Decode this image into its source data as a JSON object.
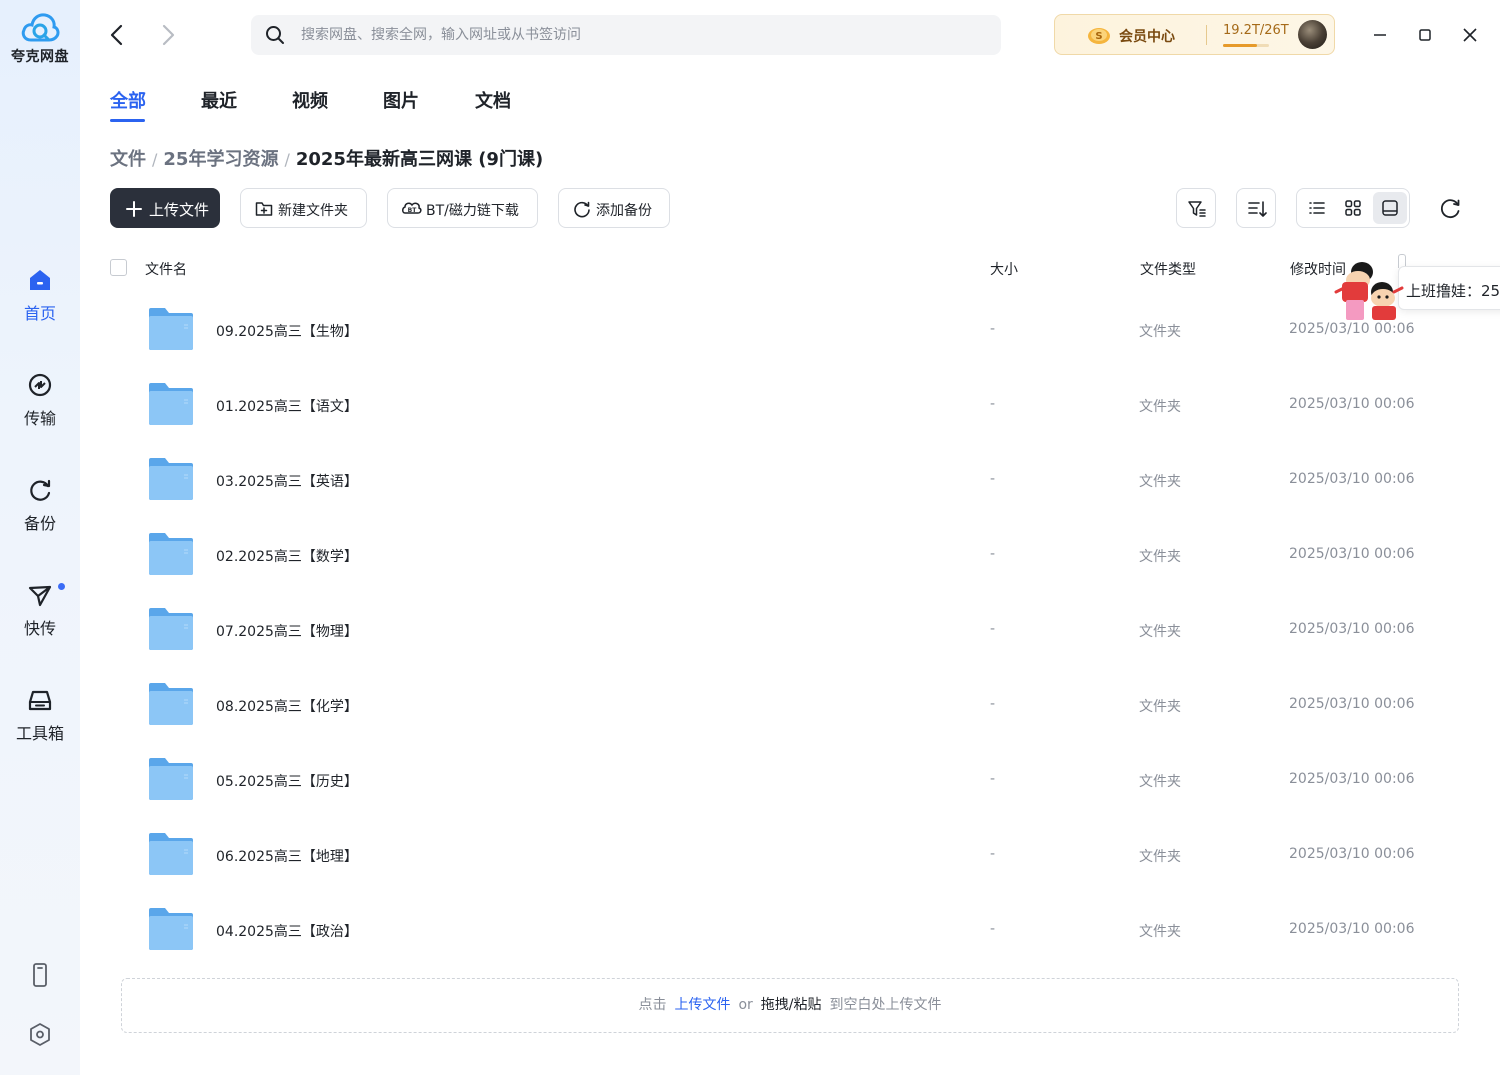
{
  "app": {
    "name": "夸克网盘"
  },
  "colors": {
    "accent": "#2b63f0",
    "primary_button": "#2b303b",
    "folder": "#6db0ee"
  },
  "sidebar": {
    "items": [
      {
        "label": "首页",
        "icon": "home-icon",
        "active": true
      },
      {
        "label": "传输",
        "icon": "transfer-icon"
      },
      {
        "label": "备份",
        "icon": "backup-icon"
      },
      {
        "label": "快传",
        "icon": "send-icon",
        "badge_dot": true
      },
      {
        "label": "工具箱",
        "icon": "toolbox-icon"
      }
    ],
    "bottom": [
      "phone-icon",
      "settings-hex-icon"
    ]
  },
  "search": {
    "placeholder": "搜索网盘、搜索全网，输入网址或从书签访问"
  },
  "member": {
    "label": "会员中心",
    "storage": "19.2T/26T",
    "storage_used_fraction": 0.738
  },
  "tabs": [
    {
      "label": "全部",
      "active": true
    },
    {
      "label": "最近"
    },
    {
      "label": "视频"
    },
    {
      "label": "图片"
    },
    {
      "label": "文档"
    }
  ],
  "breadcrumb": [
    "文件",
    "25年学习资源",
    "2025年最新高三网课 (9门课)"
  ],
  "toolbar": {
    "upload": "上传文件",
    "new_folder": "新建文件夹",
    "bt_download": "BT/磁力链下载",
    "add_backup": "添加备份"
  },
  "table": {
    "headers": {
      "name": "文件名",
      "size": "大小",
      "type": "文件类型",
      "modified": "修改时间"
    },
    "rows": [
      {
        "name": "09.2025高三【生物】",
        "size": "-",
        "type": "文件夹",
        "modified": "2025/03/10 00:06"
      },
      {
        "name": "01.2025高三【语文】",
        "size": "-",
        "type": "文件夹",
        "modified": "2025/03/10 00:06"
      },
      {
        "name": "03.2025高三【英语】",
        "size": "-",
        "type": "文件夹",
        "modified": "2025/03/10 00:06"
      },
      {
        "name": "02.2025高三【数学】",
        "size": "-",
        "type": "文件夹",
        "modified": "2025/03/10 00:06"
      },
      {
        "name": "07.2025高三【物理】",
        "size": "-",
        "type": "文件夹",
        "modified": "2025/03/10 00:06"
      },
      {
        "name": "08.2025高三【化学】",
        "size": "-",
        "type": "文件夹",
        "modified": "2025/03/10 00:06"
      },
      {
        "name": "05.2025高三【历史】",
        "size": "-",
        "type": "文件夹",
        "modified": "2025/03/10 00:06"
      },
      {
        "name": "06.2025高三【地理】",
        "size": "-",
        "type": "文件夹",
        "modified": "2025/03/10 00:06"
      },
      {
        "name": "04.2025高三【政治】",
        "size": "-",
        "type": "文件夹",
        "modified": "2025/03/10 00:06"
      }
    ]
  },
  "dropzone": {
    "prefix": "点击",
    "link": "上传文件",
    "or": "or",
    "paste": "拖拽/粘贴",
    "suffix": "到空白处上传文件"
  },
  "widget": {
    "text": "上班撸娃：25"
  }
}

EXERCISE INSTRUCTIONS. Where a line in the entries holds "icon", copy that line.

TASK SOLUTION.
        "icon": "home-icon",
        "icon": "transfer-icon"
        "icon": "backup-icon"
        "icon": "send-icon",
        "icon": "toolbox-icon"
      "phone-icon",
      "settings-hex-icon"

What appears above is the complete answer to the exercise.